▸ **Exercise brief**
Copy the material that follows word for word and omit its pictures.

▸ **Stored records**

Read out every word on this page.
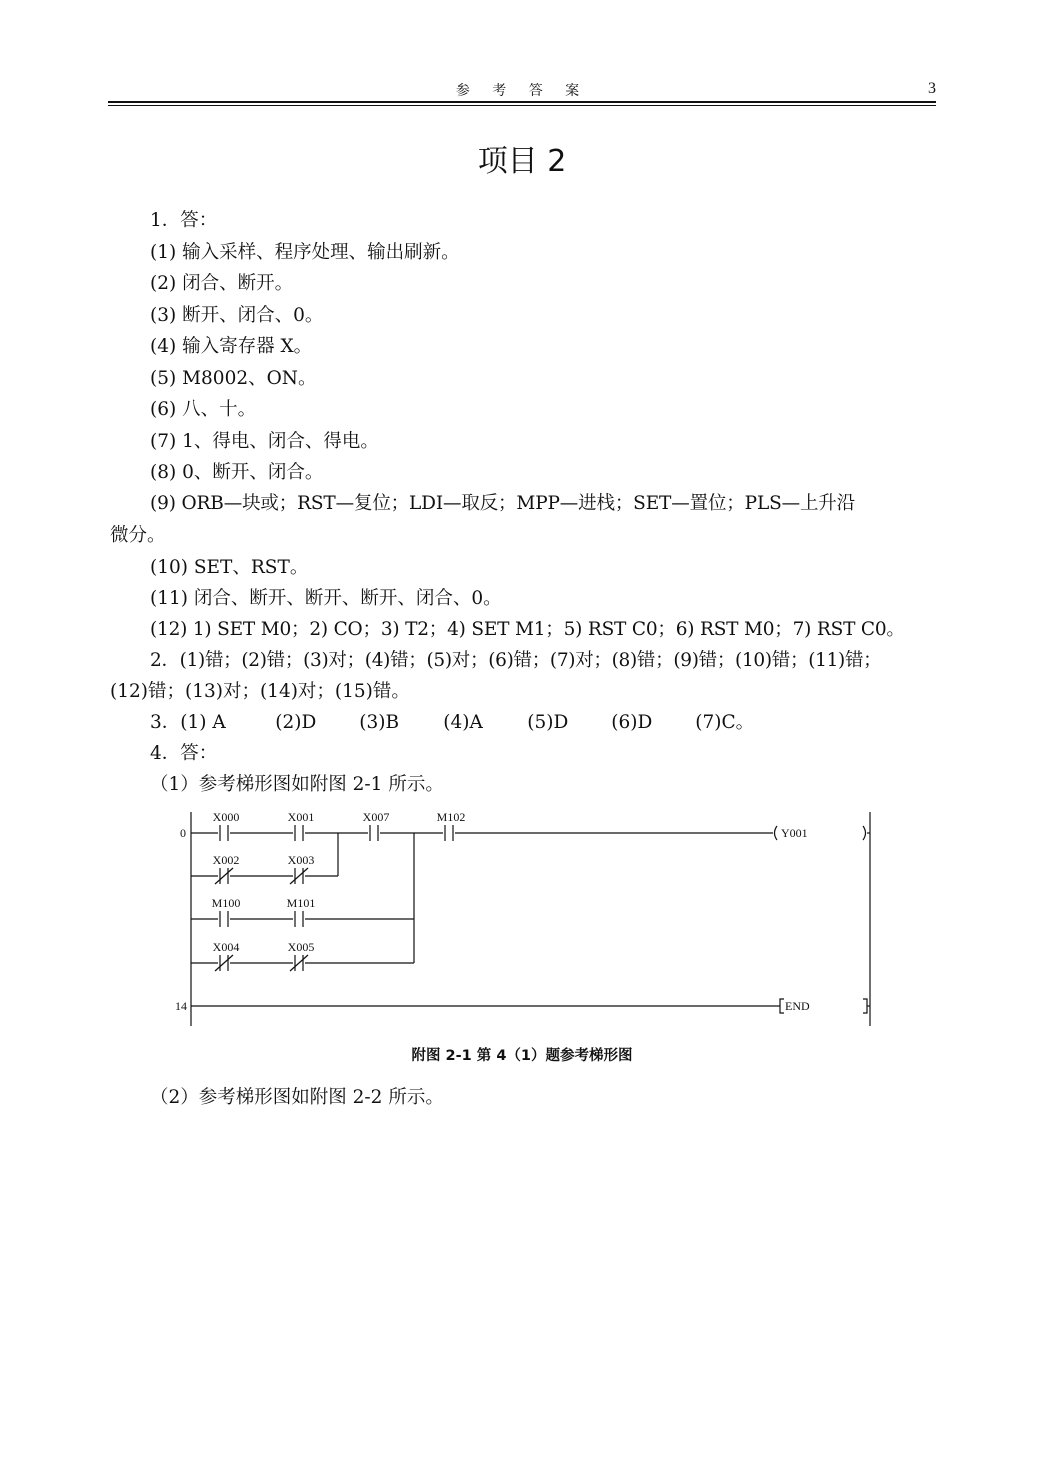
参 考 答 案	3
项目 2
1．答：
(1) 输入采样、程序处理、输出刷新。
(2) 闭合、断开。
(3) 断开、闭合、0。
(4) 输入寄存器 X。
(5) M8002、ON。
(6) 八、十。
(7) 1、得电、闭合、得电。
(8) 0、断开、闭合。
(9) ORB—块或；RST—复位；LDI—取反；MPP—进栈；SET—置位；PLS—上升沿
微分。
(10) SET、RST。
(11) 闭合、断开、断开、断开、闭合、0。
(12) 1) SET M0；2) CO；3) T2；4) SET M1；5) RST C0；6) RST M0；7) RST C0。
2．(1)错；(2)错；(3)对；(4)错；(5)对；(6)错；(7)对；(8)错；(9)错；(10)错；(11)错；
(12)错；(13)对；(14)对；(15)错。
3．(1) A	(2)D (3)B (4)A (5)D (6)D (7)C。
4．答：
（1）参考梯形图如附图 2-1 所示。
0
14
X000	X001	X007	M102
X002	X003
M100	M101
X004	X005
Y001
END
附图 2-1 第 4（1）题参考梯形图
（2）参考梯形图如附图 2-2 所示。
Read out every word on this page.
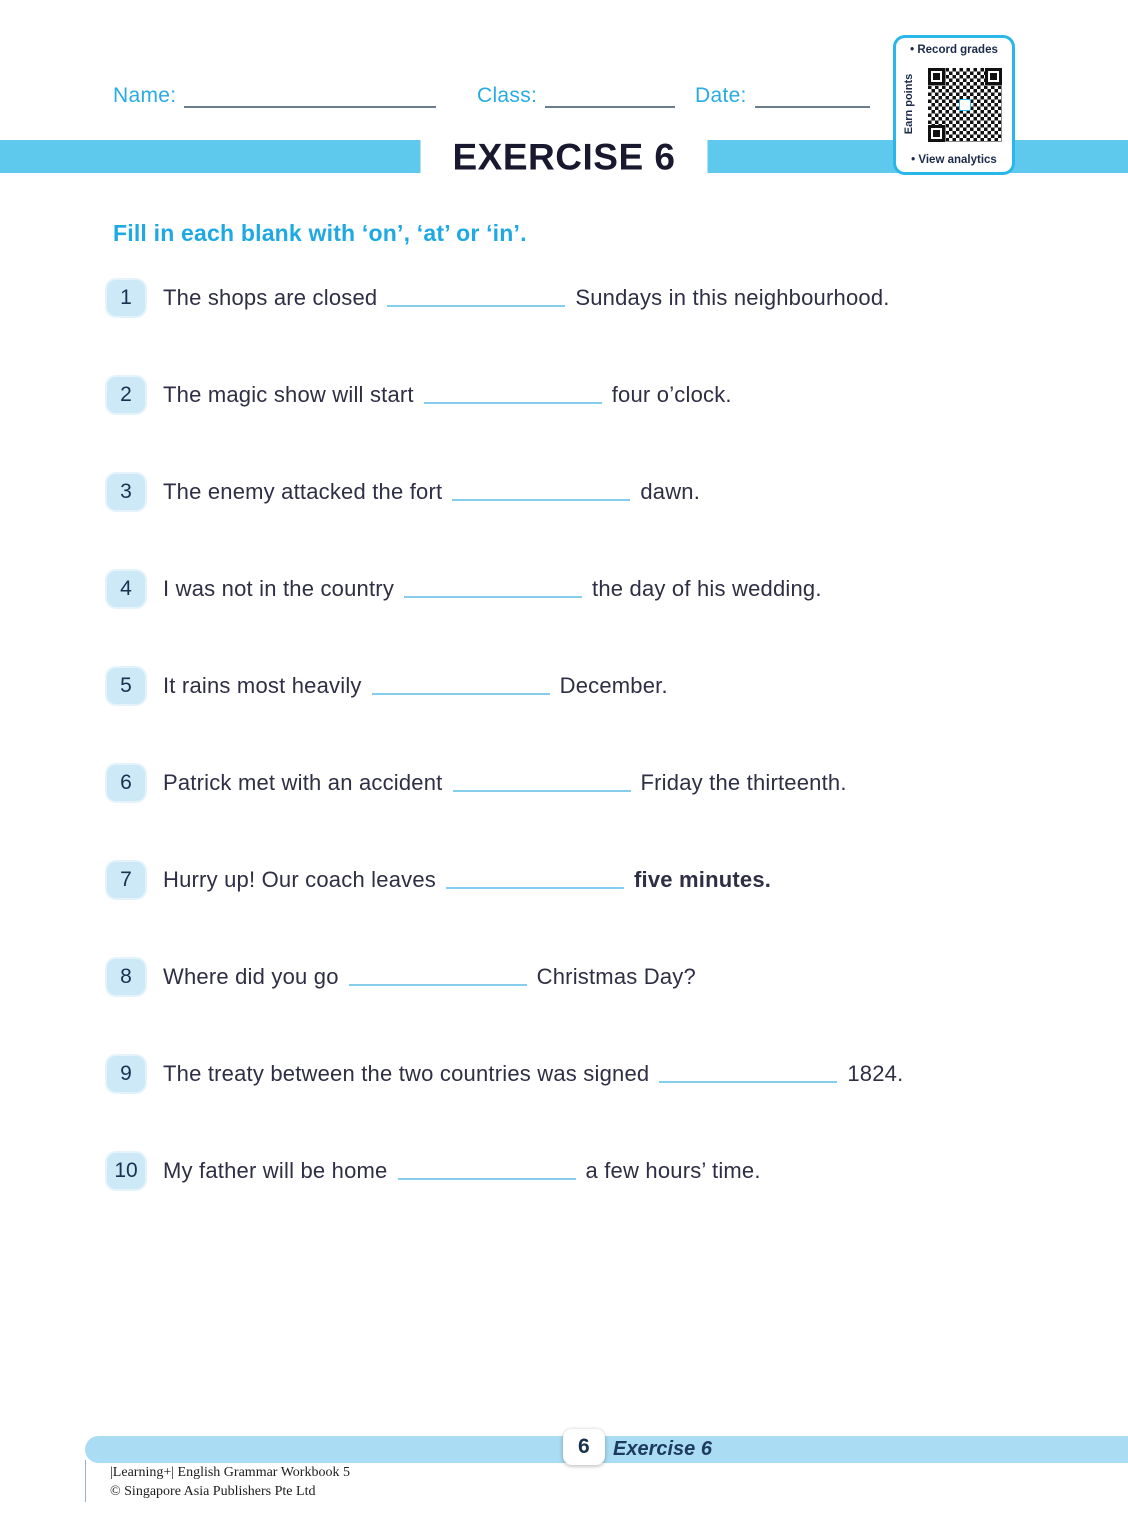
Name:	Class:	Date:
EXERCISE 6
• Record grades
Earn points
• View analytics
Fill in each blank with ‘on’, ‘at’ or ‘in’.
1	The shops are closed	Sundays in this neighbourhood.

2	The magic show will start	four o’clock.

3	The enemy attacked the fort	dawn.

4	I was not in the country	the day of his wedding.

5	It rains most heavily	December.

6	Patrick met with an accident	Friday the thirteenth.

7	Hurry up! Our coach leaves	five minutes.

8	Where did you go	Christmas Day?

9	The treaty between the two countries was signed	1824.

10	My father will be home	a few hours’ time.

6	Exercise 6
|Learning+| English Grammar Workbook 5
© Singapore Asia Publishers Pte Ltd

▸ **Answer for the task**
Read out every word on this page.
参 考 答 案	3
项目 2
1．答：
(1) 输入采样、程序处理、输出刷新。
(2) 闭合、断开。
(3) 断开、闭合、0。
(4) 输入寄存器 X。
(5) M8002、ON。
(6) 八、十。
(7) 1、得电、闭合、得电。
(8) 0、断开、闭合。
(9) ORB—块或；RST—复位；LDI—取反；MPP—进栈；SET—置位；PLS—上升沿
微分。
(10) SET、RST。
(11) 闭合、断开、断开、断开、闭合、0。
(12) 1) SET M0；2) CO；3) T2；4) SET M1；5) RST C0；6) RST M0；7) RST C0。
2．(1)错；(2)错；(3)对；(4)错；(5)对；(6)错；(7)对；(8)错；(9)错；(10)错；(11)错；
(12)错；(13)对；(14)对；(15)错。
3．(1) A	(2)D (3)B (4)A (5)D (6)D (7)C。
4．答：
（1）参考梯形图如附图 2-1 所示。
0
14
X000	X001	X007	M102
X002	X003
M100	M101
X004	X005
Y001
END
附图 2-1 第 4（1）题参考梯形图
（2）参考梯形图如附图 2-2 所示。
Read out every word on this page.
Name:	Class:	Date:
EXERCISE 6
• Record grades
Earn points
• View analytics
Fill in each blank with ‘on’, ‘at’ or ‘in’.
1	The shops are closed	Sundays in this neighbourhood.

2	The magic show will start	four o’clock.

3	The enemy attacked the fort	dawn.

4	I was not in the country	the day of his wedding.

5	It rains most heavily	December.

6	Patrick met with an accident	Friday the thirteenth.

7	Hurry up! Our coach leaves	five minutes.

8	Where did you go	Christmas Day?

9	The treaty between the two countries was signed	1824.

10	My father will be home	a few hours’ time.

6	Exercise 6
|Learning+| English Grammar Workbook 5
© Singapore Asia Publishers Pte Ltd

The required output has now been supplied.